BRIEF | Retype the following rows verbatim, with no changes.

--- start EXTRACTED DATA ---

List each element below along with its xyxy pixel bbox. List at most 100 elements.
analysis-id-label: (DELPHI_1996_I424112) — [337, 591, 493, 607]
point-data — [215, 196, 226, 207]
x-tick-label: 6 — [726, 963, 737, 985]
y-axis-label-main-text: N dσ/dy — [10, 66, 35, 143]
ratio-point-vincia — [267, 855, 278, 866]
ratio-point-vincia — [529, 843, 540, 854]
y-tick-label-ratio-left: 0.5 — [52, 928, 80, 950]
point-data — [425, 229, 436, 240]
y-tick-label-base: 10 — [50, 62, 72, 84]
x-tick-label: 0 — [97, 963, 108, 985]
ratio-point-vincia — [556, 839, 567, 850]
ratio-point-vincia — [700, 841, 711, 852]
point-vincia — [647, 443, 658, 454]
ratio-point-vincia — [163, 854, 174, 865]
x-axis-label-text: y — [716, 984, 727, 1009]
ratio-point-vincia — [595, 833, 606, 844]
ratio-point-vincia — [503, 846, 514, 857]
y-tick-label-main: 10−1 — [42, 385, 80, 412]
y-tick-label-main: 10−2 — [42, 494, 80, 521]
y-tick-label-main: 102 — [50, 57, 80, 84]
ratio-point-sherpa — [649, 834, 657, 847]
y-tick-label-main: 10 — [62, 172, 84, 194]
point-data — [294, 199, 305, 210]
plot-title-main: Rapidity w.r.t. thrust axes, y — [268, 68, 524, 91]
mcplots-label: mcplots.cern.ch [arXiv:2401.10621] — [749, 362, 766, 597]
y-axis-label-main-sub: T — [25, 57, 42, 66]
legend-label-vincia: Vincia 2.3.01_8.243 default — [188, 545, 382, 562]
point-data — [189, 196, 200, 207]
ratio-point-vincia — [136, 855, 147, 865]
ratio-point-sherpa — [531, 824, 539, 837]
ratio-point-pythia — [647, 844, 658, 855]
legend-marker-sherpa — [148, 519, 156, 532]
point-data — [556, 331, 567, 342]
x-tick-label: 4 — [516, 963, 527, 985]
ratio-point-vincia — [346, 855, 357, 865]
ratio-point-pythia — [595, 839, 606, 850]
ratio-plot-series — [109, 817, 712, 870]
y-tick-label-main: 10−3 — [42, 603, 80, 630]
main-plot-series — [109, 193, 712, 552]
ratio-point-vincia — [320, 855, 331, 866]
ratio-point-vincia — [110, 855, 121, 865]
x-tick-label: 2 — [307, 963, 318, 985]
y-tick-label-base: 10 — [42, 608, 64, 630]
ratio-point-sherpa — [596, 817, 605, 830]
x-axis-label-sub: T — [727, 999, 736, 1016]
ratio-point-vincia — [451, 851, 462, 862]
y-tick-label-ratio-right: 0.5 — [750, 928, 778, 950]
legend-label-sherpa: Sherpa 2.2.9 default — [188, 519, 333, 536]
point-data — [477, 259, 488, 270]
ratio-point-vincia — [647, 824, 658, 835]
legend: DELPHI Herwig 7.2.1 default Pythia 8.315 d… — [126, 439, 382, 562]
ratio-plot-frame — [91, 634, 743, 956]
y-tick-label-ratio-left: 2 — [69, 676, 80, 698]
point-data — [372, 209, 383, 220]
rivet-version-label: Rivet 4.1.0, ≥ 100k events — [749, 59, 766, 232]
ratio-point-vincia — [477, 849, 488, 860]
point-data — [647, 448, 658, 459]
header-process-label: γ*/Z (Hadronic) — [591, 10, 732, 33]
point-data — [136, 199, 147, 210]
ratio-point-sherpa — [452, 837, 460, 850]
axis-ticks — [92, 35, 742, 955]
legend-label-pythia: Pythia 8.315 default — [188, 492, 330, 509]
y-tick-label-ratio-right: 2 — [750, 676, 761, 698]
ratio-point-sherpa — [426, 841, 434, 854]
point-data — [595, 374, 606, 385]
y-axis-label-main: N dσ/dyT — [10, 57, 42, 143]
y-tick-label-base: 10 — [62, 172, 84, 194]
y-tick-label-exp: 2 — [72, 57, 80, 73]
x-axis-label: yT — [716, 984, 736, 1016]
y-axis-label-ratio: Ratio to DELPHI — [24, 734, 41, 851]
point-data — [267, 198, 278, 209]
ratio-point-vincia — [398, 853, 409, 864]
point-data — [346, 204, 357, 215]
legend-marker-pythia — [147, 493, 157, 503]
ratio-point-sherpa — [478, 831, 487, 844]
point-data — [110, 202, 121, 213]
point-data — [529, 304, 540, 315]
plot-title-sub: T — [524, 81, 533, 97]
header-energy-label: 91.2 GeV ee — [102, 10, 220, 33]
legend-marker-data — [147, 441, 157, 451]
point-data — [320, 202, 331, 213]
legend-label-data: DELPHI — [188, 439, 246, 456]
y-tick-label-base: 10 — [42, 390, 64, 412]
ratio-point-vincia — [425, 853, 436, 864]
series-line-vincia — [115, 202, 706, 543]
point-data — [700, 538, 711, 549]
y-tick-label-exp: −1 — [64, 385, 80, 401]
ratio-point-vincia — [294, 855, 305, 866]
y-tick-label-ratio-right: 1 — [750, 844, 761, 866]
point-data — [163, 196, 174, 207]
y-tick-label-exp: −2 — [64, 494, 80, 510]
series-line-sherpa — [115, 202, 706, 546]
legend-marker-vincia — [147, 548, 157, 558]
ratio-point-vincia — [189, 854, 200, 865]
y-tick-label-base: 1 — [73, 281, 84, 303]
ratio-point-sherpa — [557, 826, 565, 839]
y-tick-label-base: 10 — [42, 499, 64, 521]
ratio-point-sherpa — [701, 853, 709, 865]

--- end EXTRACTED DATA ---

SOLUTION TO THIS TASK |
List each element below along with its xyxy pixel bbox. List at most 100 elements.
analysis-id-label: (DELPHI_1996_I424112) — [337, 591, 493, 607]
point-data — [215, 196, 226, 207]
x-tick-label: 6 — [726, 963, 737, 985]
y-axis-label-main-text: N dσ/dy — [10, 66, 35, 143]
ratio-point-vincia — [267, 855, 278, 866]
ratio-point-vincia — [529, 843, 540, 854]
y-tick-label-ratio-left: 0.5 — [52, 928, 80, 950]
point-data — [425, 229, 436, 240]
y-tick-label-base: 10 — [50, 62, 72, 84]
x-tick-label: 0 — [97, 963, 108, 985]
ratio-point-vincia — [556, 839, 567, 850]
ratio-point-vincia — [700, 841, 711, 852]
point-vincia — [647, 443, 658, 454]
ratio-point-vincia — [163, 854, 174, 865]
x-axis-label-text: y — [716, 984, 727, 1009]
ratio-point-vincia — [595, 833, 606, 844]
ratio-point-vincia — [503, 846, 514, 857]
y-tick-label-main: 10−1 — [42, 385, 80, 412]
y-tick-label-main: 10−2 — [42, 494, 80, 521]
y-tick-label-main: 102 — [50, 57, 80, 84]
ratio-point-sherpa — [649, 834, 657, 847]
y-tick-label-main: 10 — [62, 172, 84, 194]
point-data — [294, 199, 305, 210]
plot-title-main: Rapidity w.r.t. thrust axes, y — [268, 68, 524, 91]
mcplots-label: mcplots.cern.ch [arXiv:2401.10621] — [749, 362, 766, 597]
y-axis-label-main-sub: T — [25, 57, 42, 66]
legend-label-vincia: Vincia 2.3.01_8.243 default — [188, 545, 382, 562]
point-data — [189, 196, 200, 207]
ratio-point-vincia — [136, 855, 147, 865]
ratio-point-sherpa — [531, 824, 539, 837]
ratio-point-pythia — [647, 844, 658, 855]
legend-marker-sherpa — [148, 519, 156, 532]
point-data — [556, 331, 567, 342]
x-tick-label: 4 — [516, 963, 527, 985]
ratio-point-vincia — [346, 855, 357, 865]
ratio-point-pythia — [595, 839, 606, 850]
ratio-plot-series — [109, 817, 712, 870]
y-tick-label-main: 10−3 — [42, 603, 80, 630]
main-plot-series — [109, 193, 712, 552]
ratio-point-vincia — [320, 855, 331, 866]
ratio-point-vincia — [110, 855, 121, 865]
x-tick-label: 2 — [307, 963, 318, 985]
y-tick-label-base: 10 — [42, 608, 64, 630]
ratio-point-sherpa — [596, 817, 605, 830]
x-axis-label-sub: T — [727, 999, 736, 1016]
ratio-point-vincia — [451, 851, 462, 862]
y-tick-label-ratio-right: 0.5 — [750, 928, 778, 950]
legend-label-sherpa: Sherpa 2.2.9 default — [188, 519, 333, 536]
point-data — [477, 259, 488, 270]
ratio-point-vincia — [647, 824, 658, 835]
legend: DELPHI Herwig 7.2.1 default Pythia 8.315 d… — [126, 439, 382, 562]
ratio-plot-frame — [91, 634, 743, 956]
y-tick-label-ratio-left: 2 — [69, 676, 80, 698]
point-data — [372, 209, 383, 220]
rivet-version-label: Rivet 4.1.0, ≥ 100k events — [749, 59, 766, 232]
ratio-point-vincia — [477, 849, 488, 860]
point-data — [647, 448, 658, 459]
header-process-label: γ*/Z (Hadronic) — [591, 10, 732, 33]
point-data — [136, 199, 147, 210]
ratio-point-sherpa — [452, 837, 460, 850]
axis-ticks — [92, 35, 742, 955]
legend-label-pythia: Pythia 8.315 default — [188, 492, 330, 509]
y-tick-label-ratio-right: 2 — [750, 676, 761, 698]
ratio-point-sherpa — [426, 841, 434, 854]
point-data — [595, 374, 606, 385]
y-axis-label-main: N dσ/dyT — [10, 57, 42, 143]
y-tick-label-base: 10 — [62, 172, 84, 194]
y-tick-label-exp: 2 — [72, 57, 80, 73]
x-axis-label: yT — [716, 984, 736, 1016]
y-axis-label-ratio: Ratio to DELPHI — [24, 734, 41, 851]
point-data — [267, 198, 278, 209]
ratio-point-vincia — [398, 853, 409, 864]
point-data — [346, 204, 357, 215]
legend-marker-pythia — [147, 493, 157, 503]
ratio-point-sherpa — [478, 831, 487, 844]
point-data — [110, 202, 121, 213]
point-data — [529, 304, 540, 315]
plot-title-sub: T — [524, 81, 533, 97]
header-energy-label: 91.2 GeV ee — [102, 10, 220, 33]
legend-marker-data — [147, 441, 157, 451]
point-data — [320, 202, 331, 213]
legend-label-data: DELPHI — [188, 439, 246, 456]
y-tick-label-base: 10 — [42, 390, 64, 412]
ratio-point-vincia — [425, 853, 436, 864]
series-line-vincia — [115, 202, 706, 543]
point-data — [700, 538, 711, 549]
y-tick-label-exp: −1 — [64, 385, 80, 401]
ratio-point-vincia — [294, 855, 305, 866]
y-tick-label-ratio-right: 1 — [750, 844, 761, 866]
point-data — [163, 196, 174, 207]
y-tick-label-exp: −2 — [64, 494, 80, 510]
series-line-sherpa — [115, 202, 706, 546]
legend-marker-vincia — [147, 548, 157, 558]
ratio-point-vincia — [189, 854, 200, 865]
y-tick-label-base: 1 — [73, 281, 84, 303]
ratio-point-sherpa — [557, 826, 565, 839]
y-tick-label-base: 10 — [42, 499, 64, 521]
ratio-point-sherpa — [701, 853, 709, 865]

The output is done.